→ **Given problem**
Copy all lines holding the word "standing" from the entries.

→ **Task material**
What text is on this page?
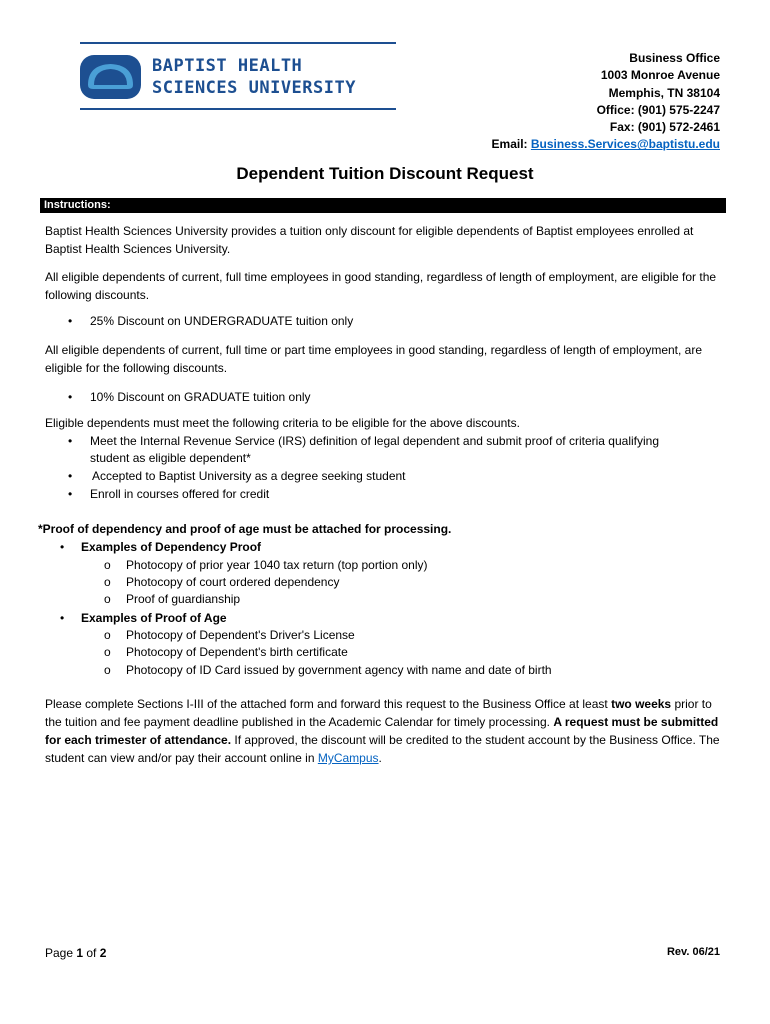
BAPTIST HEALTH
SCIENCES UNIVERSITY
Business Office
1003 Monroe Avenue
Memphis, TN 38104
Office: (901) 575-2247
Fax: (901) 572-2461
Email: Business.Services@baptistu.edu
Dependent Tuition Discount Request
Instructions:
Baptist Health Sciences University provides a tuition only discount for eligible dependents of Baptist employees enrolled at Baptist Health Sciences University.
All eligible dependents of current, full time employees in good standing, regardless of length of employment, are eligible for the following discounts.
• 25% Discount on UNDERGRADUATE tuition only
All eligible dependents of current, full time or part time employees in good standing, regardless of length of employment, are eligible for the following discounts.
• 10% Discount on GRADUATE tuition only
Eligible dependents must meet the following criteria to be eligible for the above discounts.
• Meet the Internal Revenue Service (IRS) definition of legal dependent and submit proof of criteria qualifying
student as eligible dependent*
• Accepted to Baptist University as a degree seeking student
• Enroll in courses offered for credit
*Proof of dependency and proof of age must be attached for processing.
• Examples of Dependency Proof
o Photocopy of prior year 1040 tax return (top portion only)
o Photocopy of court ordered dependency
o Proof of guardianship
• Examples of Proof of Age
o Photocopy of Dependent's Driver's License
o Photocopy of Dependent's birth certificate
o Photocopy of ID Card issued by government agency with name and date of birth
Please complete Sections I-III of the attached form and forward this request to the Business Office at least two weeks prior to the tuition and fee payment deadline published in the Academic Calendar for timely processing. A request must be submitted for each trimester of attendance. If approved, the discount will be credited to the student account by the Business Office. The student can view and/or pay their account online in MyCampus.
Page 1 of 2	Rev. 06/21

→ **Exercise response**
All eligible dependents of current, full time employees in good standing, regardless of length of employment, are eligible for the following discounts.
All eligible dependents of current, full time or part time employees in good standing, regardless of length of employment, are eligible for the following discounts.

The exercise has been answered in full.